Okuma metni ::
İş bu yazıda,
'Yeni CHP' tanımıyla sözü edilmek istenen şey,
CHP'nin ideolojisi, değerleri değil, örgüt yapısıdır…
Zira artık karşımızda,
İstanbul'u kazanmış, Antalya'da, Adana'da, Mersin'de kazanmış bir CHP var…
Buralarda seçimin kazanılmasında,
En az genel merkez ve adaylar kadar etkin olmuş,
Hem organizasyon olarak, hem emek olarak, hem de verimlilik anlamında, son dönemlerin en yüksek noktasına çıkmış il ve ilçe örgütleri ve çalışma biçimleri var…
O nedenledir ki,
Özellikle İstanbul örneğinden yola çıkarak, CHP'nin tüm il ve ilçe örgütlenmeleri ve çalışma biçimleriyle ilgili olarak genel bir 'yeni değerlendirme' yapılması zorunludur…

***

2014 seçimlerinde olduğu gibi,
2019 seçimlerinden de güçlenerek ve daha fazla noktada seçim kazanarak çıkan Eskişehir CHP Örgütüne gelirsek…
Elbette seçim sonuçlarına bakarak,
Eskişehir'i de,
İstanbul, Ankara, Adana, Antalya, Mersin kuşağına katmak olanaklı…
Ancak Eskişehir'de yaşanan seçim galibiyetinde, İstanbul örneğindeki gibi il ve ilçe örgütlerinin çalışmalarının ağırlığının olduğunu söylemek ne kadar mümkün?

Sağlanan veriler ::
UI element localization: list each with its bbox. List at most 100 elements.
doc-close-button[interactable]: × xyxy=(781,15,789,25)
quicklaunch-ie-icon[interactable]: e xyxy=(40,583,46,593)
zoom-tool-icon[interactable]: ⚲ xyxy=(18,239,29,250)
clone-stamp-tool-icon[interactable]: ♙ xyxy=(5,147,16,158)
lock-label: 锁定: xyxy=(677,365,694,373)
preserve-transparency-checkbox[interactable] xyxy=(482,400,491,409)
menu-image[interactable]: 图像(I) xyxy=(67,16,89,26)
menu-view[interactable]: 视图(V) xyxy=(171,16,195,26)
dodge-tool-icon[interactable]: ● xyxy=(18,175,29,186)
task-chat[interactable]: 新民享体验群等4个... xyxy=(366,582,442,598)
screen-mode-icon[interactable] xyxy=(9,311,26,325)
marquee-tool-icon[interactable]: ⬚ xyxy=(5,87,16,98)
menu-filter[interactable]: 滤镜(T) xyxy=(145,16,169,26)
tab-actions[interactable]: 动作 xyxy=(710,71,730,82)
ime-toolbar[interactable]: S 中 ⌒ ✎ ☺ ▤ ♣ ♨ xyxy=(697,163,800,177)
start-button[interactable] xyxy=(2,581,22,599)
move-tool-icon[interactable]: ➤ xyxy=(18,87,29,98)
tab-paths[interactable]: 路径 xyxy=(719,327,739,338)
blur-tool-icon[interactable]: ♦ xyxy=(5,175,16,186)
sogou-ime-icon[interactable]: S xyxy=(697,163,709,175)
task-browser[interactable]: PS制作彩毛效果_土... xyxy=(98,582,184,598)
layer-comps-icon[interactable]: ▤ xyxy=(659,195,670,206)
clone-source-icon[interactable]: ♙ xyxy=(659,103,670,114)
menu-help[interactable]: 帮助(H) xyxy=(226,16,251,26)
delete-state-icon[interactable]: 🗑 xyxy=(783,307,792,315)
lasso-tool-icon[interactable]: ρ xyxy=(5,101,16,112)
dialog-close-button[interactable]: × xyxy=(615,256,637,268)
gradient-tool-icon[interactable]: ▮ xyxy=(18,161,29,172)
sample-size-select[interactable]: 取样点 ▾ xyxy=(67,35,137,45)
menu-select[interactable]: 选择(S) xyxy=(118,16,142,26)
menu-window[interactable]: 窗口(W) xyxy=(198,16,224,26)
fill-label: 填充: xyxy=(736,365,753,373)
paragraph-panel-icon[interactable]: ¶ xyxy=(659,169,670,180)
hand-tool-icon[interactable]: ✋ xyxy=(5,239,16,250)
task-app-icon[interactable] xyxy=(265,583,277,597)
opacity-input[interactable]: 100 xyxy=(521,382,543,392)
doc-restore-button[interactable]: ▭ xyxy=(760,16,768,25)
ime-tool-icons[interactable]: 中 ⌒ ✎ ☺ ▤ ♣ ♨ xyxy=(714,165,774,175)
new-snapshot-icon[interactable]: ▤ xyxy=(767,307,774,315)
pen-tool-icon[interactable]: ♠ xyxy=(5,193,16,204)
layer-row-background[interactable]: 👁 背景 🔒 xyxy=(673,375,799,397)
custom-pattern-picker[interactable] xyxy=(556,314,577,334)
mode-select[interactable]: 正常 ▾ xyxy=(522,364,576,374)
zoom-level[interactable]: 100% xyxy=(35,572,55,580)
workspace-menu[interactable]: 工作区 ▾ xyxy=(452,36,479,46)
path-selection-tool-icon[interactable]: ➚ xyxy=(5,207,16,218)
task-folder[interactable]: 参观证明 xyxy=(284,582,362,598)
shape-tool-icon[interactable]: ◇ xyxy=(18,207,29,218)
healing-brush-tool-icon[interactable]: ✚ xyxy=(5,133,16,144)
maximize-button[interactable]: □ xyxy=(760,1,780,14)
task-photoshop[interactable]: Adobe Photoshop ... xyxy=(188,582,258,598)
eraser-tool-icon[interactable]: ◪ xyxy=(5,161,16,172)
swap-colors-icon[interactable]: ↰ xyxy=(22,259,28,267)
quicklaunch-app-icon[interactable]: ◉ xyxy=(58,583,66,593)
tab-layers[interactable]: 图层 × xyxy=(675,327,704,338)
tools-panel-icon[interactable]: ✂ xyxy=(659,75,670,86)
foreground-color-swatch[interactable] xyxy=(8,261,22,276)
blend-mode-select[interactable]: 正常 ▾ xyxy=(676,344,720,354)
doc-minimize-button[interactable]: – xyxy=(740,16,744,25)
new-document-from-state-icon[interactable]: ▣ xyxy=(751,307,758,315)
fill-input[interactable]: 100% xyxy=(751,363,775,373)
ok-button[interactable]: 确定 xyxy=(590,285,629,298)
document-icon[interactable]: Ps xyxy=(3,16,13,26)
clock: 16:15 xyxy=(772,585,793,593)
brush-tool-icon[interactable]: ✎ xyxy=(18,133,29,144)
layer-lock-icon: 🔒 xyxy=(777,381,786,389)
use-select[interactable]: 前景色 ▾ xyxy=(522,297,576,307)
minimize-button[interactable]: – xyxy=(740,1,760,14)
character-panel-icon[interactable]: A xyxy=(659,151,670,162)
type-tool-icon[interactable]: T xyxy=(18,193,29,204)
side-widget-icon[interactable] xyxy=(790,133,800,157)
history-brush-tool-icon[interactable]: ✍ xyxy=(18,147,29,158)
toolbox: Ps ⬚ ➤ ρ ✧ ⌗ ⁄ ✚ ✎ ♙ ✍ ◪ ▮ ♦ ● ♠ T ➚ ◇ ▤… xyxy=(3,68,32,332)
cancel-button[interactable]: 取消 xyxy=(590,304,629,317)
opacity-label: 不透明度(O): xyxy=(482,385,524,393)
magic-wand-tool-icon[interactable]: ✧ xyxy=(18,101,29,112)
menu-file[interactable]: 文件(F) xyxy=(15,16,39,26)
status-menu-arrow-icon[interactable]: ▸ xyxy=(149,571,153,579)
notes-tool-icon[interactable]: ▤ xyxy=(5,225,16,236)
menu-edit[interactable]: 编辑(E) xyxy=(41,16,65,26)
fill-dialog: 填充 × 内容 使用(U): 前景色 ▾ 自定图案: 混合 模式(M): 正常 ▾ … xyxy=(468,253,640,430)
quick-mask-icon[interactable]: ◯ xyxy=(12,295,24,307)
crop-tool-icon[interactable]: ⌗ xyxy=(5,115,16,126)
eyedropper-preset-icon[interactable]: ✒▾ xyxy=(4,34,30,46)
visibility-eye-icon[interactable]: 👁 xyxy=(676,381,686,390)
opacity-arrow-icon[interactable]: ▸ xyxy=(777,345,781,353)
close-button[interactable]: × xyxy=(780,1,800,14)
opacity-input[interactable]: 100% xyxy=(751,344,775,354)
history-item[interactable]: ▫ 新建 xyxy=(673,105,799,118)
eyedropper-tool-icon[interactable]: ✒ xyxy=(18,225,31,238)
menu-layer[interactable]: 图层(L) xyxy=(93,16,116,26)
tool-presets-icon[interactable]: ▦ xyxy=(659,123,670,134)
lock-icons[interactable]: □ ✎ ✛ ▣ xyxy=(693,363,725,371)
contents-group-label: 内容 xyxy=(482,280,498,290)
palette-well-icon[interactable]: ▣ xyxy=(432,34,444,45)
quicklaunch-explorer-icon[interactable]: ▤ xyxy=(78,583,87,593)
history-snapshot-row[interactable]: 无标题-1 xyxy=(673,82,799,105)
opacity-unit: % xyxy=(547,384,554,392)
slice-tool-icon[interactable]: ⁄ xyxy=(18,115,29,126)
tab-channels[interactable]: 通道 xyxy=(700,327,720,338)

Görev koşulları ::
CHP örgütleri üzerine yazıdan "2014 seçimlerinde olduğu" ile "ne kadar mümkün?" arasındaki bölümü, bu ifadeler de dahil, harfi harfine yazın. Kayıtlara başvurmanız gerekmiyor.

Görevin çözümü ::
2014 seçimlerinde olduğu gibi,
2019 seçimlerinden de güçlenerek ve daha fazla noktada seçim kazanarak çıkan Eskişehir CHP Örgütüne gelirsek…
Elbette seçim sonuçlarına bakarak,
Eskişehir'i de,
İstanbul, Ankara, Adana, Antalya, Mersin kuşağına katmak olanaklı…
Ancak Eskişehir'de yaşanan seçim galibiyetinde, İstanbul örneğindeki gibi il ve ilçe örgütlerinin çalışmalarının ağırlığının olduğunu söylemek ne kadar mümkün?